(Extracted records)
_____
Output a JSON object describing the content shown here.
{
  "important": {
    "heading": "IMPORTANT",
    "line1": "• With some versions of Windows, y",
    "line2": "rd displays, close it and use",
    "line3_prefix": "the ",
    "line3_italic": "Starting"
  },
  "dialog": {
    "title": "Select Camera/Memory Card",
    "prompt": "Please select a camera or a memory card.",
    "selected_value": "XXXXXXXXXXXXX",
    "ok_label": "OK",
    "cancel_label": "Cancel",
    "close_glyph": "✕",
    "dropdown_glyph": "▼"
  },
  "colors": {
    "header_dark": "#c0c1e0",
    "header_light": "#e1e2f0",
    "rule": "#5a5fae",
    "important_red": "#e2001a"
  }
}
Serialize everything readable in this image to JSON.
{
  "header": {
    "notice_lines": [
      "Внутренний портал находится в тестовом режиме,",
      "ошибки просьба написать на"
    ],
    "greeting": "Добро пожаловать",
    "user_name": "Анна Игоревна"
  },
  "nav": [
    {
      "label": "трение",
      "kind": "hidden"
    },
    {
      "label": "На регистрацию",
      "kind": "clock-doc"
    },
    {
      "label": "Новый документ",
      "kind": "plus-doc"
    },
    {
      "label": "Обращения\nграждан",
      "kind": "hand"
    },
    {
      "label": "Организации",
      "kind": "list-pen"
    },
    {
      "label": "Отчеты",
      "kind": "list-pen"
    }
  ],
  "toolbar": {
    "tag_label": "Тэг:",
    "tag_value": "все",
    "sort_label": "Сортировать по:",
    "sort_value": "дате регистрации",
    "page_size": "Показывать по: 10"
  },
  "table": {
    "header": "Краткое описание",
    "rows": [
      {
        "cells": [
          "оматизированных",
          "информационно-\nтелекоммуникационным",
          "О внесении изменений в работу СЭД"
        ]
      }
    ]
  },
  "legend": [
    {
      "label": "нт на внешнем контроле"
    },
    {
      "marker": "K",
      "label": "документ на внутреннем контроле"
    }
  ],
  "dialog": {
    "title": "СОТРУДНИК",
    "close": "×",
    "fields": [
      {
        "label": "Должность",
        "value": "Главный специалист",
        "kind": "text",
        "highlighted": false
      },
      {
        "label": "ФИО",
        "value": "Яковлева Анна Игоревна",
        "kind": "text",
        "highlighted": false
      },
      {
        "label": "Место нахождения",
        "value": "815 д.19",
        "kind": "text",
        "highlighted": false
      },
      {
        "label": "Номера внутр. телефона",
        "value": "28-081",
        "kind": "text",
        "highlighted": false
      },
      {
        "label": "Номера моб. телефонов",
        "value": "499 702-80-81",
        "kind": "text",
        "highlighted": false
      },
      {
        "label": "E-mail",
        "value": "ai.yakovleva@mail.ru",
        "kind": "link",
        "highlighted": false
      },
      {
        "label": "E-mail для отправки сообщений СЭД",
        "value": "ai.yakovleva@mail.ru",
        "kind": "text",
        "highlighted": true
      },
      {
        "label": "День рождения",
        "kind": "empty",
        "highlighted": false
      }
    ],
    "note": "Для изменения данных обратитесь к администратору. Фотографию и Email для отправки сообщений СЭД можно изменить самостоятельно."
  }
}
_____
(Description of the task):
Find the lines above that include the string "JSON" and copy them.

(Result for this task):
Output a JSON object describing the content shown here.
Serialize everything readable in this image to JSON.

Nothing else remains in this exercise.